____ Listing

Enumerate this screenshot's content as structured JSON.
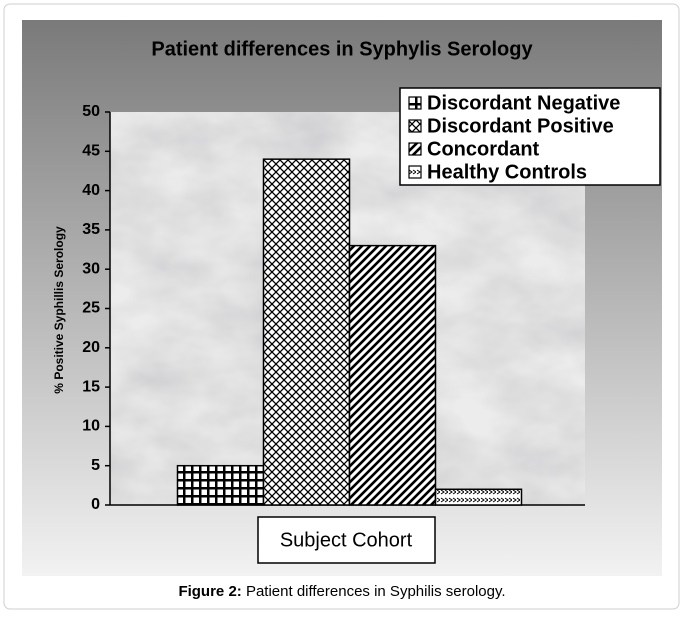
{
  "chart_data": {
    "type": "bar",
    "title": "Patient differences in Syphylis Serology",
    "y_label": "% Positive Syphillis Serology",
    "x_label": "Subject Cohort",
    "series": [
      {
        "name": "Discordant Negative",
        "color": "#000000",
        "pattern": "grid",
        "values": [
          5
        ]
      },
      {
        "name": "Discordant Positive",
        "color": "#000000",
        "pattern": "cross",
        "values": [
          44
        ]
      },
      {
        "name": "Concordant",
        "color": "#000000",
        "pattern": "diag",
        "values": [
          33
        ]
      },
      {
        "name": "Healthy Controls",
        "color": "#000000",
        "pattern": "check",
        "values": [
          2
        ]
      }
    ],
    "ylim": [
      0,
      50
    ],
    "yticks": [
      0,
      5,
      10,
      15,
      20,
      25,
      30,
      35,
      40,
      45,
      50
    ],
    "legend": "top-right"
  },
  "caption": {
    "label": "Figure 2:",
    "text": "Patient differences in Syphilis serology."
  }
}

________

Go through the entries above and copy every line containing "pattern".

        "pattern": "grid",
        "pattern": "cross",
        "pattern": "diag",
        "pattern": "check",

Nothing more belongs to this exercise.